Review the lines that follow and copy each one that contains the word "darunter".
BEGIN RECORDED INFORMATION
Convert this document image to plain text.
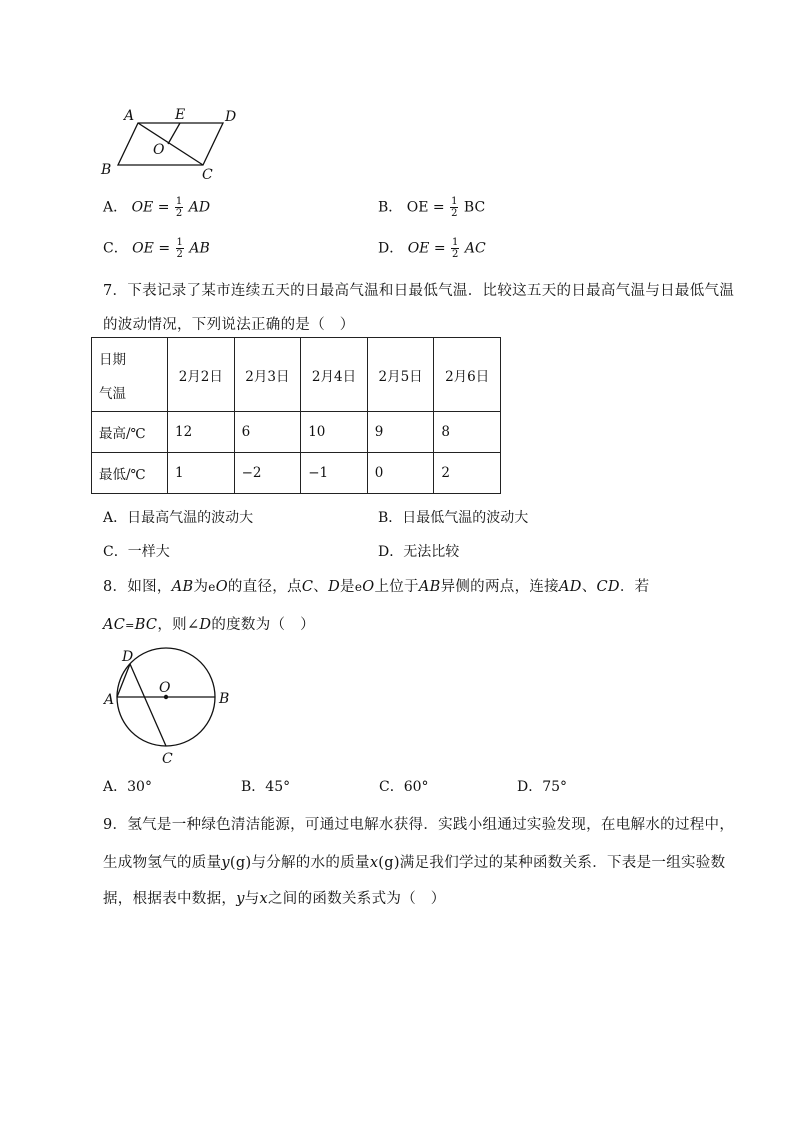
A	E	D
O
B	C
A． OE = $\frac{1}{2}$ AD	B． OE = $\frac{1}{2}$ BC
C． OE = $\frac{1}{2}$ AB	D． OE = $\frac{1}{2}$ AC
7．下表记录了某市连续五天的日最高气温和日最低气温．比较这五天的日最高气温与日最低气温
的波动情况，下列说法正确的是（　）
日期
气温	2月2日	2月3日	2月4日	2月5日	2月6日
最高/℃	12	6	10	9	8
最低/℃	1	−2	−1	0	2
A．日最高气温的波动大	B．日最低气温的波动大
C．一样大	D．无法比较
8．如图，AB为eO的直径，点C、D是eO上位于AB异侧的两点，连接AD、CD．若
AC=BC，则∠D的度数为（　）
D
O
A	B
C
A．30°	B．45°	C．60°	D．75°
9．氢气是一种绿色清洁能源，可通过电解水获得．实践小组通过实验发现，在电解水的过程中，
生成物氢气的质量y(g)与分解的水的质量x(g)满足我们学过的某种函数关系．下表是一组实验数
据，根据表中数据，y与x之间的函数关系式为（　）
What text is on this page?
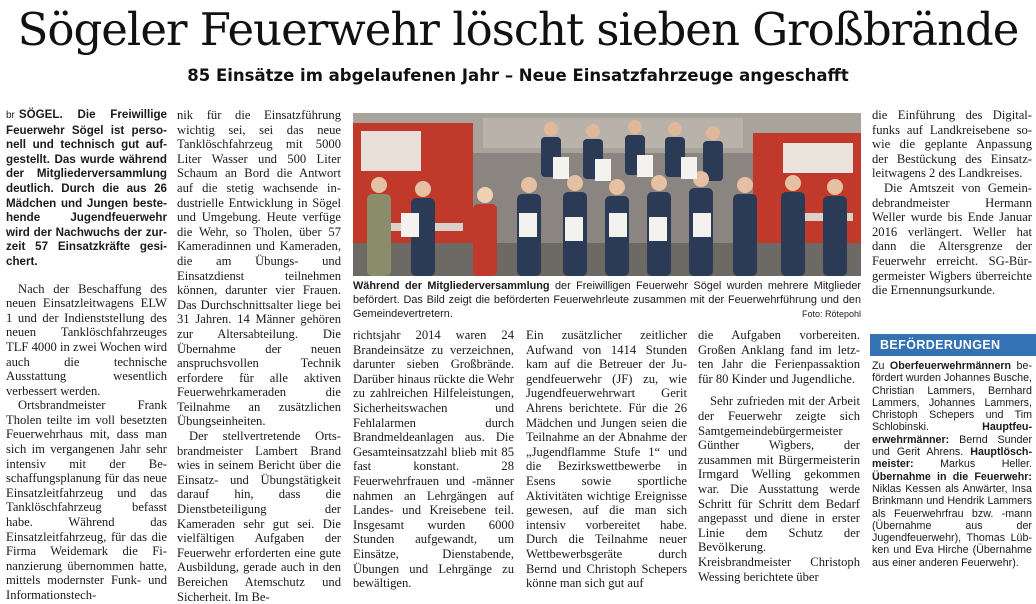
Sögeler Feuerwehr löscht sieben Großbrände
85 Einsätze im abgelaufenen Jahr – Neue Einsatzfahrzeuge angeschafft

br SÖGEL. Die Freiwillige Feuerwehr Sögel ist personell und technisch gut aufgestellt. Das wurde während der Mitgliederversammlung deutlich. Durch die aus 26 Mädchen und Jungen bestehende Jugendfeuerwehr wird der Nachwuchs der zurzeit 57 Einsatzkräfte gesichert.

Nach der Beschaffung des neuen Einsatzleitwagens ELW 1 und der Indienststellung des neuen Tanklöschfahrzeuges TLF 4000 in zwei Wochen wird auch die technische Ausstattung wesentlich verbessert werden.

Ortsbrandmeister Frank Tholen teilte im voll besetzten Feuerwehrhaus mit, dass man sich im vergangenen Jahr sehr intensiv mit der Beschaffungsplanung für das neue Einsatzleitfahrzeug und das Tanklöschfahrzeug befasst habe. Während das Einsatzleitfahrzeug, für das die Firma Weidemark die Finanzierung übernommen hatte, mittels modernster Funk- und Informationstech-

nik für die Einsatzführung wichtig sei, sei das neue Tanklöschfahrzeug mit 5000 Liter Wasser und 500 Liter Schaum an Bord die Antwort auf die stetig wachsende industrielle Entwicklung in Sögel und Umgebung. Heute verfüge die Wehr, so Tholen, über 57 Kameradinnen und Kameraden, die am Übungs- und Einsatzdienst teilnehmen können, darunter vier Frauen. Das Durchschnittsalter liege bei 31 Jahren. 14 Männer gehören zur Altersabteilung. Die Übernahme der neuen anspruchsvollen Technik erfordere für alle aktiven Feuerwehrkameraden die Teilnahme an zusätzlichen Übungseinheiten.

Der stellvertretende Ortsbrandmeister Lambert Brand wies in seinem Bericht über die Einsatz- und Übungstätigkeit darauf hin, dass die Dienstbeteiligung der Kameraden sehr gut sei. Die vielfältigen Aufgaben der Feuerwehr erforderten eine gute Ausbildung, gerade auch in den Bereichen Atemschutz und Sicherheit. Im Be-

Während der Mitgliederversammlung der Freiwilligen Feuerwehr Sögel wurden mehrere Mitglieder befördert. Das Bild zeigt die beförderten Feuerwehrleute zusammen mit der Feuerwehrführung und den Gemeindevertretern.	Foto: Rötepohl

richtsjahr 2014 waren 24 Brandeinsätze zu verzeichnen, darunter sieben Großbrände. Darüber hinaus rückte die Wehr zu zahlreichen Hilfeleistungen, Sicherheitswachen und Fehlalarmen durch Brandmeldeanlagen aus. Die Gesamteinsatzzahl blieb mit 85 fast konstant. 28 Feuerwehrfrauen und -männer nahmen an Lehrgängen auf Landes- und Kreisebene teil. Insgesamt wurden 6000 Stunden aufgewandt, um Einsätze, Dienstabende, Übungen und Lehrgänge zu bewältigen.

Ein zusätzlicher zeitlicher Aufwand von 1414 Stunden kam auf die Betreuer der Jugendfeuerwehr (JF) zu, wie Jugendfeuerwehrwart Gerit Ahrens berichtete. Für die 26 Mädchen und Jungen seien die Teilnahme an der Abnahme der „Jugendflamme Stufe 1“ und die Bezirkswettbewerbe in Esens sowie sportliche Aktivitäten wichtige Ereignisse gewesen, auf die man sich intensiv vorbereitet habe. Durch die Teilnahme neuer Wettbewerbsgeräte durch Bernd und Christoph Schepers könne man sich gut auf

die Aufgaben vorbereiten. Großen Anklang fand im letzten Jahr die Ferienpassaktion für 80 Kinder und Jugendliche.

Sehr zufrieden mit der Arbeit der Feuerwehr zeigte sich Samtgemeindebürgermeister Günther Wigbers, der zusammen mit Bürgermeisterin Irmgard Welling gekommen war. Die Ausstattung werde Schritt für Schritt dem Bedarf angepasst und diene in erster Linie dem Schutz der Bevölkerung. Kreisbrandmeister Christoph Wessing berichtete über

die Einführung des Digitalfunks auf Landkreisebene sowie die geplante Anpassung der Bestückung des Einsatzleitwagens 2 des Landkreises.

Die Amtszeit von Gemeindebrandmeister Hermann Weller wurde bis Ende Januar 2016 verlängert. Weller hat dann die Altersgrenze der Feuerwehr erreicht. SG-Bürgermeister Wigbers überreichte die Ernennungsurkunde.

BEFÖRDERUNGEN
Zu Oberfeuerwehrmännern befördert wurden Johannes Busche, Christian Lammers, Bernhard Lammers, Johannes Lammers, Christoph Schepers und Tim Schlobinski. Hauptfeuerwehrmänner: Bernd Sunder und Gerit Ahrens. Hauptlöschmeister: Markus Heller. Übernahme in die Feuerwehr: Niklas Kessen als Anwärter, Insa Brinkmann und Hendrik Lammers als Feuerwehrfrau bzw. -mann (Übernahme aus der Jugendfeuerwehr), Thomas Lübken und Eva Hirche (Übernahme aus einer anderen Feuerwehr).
END RECORDED INFORMATION
RESPONSE TO THIS EXERCISE:
nik für die Einsatzführung wichtig sei, sei das neue Tanklöschfahrzeug mit 5000 Liter Wasser und 500 Liter Schaum an Bord die Antwort auf die stetig wachsende industrielle Entwicklung in Sögel und Umgebung. Heute verfüge die Wehr, so Tholen, über 57 Kameradinnen und Kameraden, die am Übungs- und Einsatzdienst teilnehmen können, darunter vier Frauen. Das Durchschnittsalter liege bei 31 Jahren. 14 Männer gehören zur Altersabteilung. Die Übernahme der neuen anspruchsvollen Technik erfordere für alle aktiven Feuerwehrkameraden die Teilnahme an zusätzlichen Übungseinheiten.
richtsjahr 2014 waren 24 Brandeinsätze zu verzeichnen, darunter sieben Großbrände. Darüber hinaus rückte die Wehr zu zahlreichen Hilfeleistungen, Sicherheitswachen und Fehlalarmen durch Brandmeldeanlagen aus. Die Gesamteinsatzzahl blieb mit 85 fast konstant. 28 Feuerwehrfrauen und -männer nahmen an Lehrgängen auf Landes- und Kreisebene teil. Insgesamt wurden 6000 Stunden aufgewandt, um Einsätze, Dienstabende, Übungen und Lehrgänge zu bewältigen.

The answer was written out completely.